- Extrait -

=-=-=-=-=

Les arts et la critique des œuvres 3/4

08 aoû. 2022
Les arts et la critique des œuvres 3/4

Article en Français
Jean-Marie Schaeffer

A propos de trois types de positionnement critique

Comme indiqué, la critique fait partie des multiples instances de médiation entre les créateurs et les destinataires des œuvres d’art qui sont constitutives de la vie des arts dans les sociétés modernes et actuelles. La spécificité générale de la critique par rapport aux autres intermédiaires réside d’abord dans le fait qu’elle est un intermédiaire discursif (ce qui n’est pas nécessairement le cas d’un marchand de tableaux ou d’un responsable d’achat d’œuvres d’un musée, par exemple). En deuxième lieu, parmi les divers discours de médiation qui permettent aux œuvres d’atteindre leur public, sa spécificité réside dans le fait qu’elle a une fonction évaluative, ce qui n’est pas le cas, loin de là, de tous les autres discours de médiation. Par exemple, les agences d’information publiant les annonces des événements artistiques à venir jouent un rôle de médiation très important dans la vie actuelle des arts, mais leur fonction est informationnelle au sens strict du terme, c’est-à-dire qu’ils ne visent pas à orienter les choix de leurs lecteurs. Ils remplissent bien leur fonction principale lorsqu’ils sont les plus exhaustifs possible, alors que le discours critique vise en général au contraire à diriger les choix des lecteurs.

=-=-=-=-=

- Entrées brutes -

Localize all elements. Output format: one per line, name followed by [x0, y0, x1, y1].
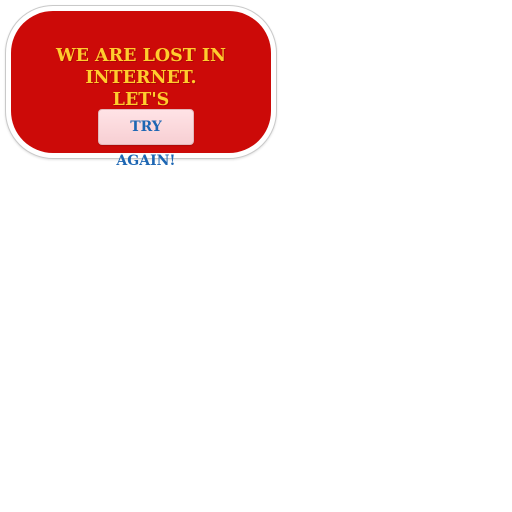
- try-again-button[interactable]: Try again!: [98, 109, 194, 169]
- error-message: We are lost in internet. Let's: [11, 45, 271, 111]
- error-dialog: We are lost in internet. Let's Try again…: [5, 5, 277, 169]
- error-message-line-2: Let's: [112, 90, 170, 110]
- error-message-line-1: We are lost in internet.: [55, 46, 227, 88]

=-=-=-=-=

- Consigne -
Poursuivez l'extrait sur la critique d'art et sa fonction de médiation à partir de sa dernière phrase. Les entrées proviennent d'une autre source que l'extrait.

- Résultat attendu -
Cela ne veut pas dire que la critique n’a pas de fonction informationnelle. Dans la mesure où le discours critique porte sur des objets réels qui existent indépendamment de lui, il doit permettre au lecteur d’identifier les objets en question ce qui implique que toute critique doit comporter une composante ou phase proprement informationnelle. Mais l’importance relative de la composante évaluative et informationnelle dépend fortement du positionnement du critique par rapport aux trois pôles de l’espace de la médiation artistique : le créateur, le récepteur et l’œuvre. Ces trois pôles sont liés à des positionnements critiques différents : le critique peut se positionner du côté du pôle de l’artiste, du côté de celui du récepteur ou du du côté de celui de l’œuvre, et plus généralement, de l’art comme réalité collective. La plupart des critiques combinent à des quantités diverses ces trois positionnements, mais il peut être intéressant de les analyser isolément comme autant d’idéaux-types de la posture critique.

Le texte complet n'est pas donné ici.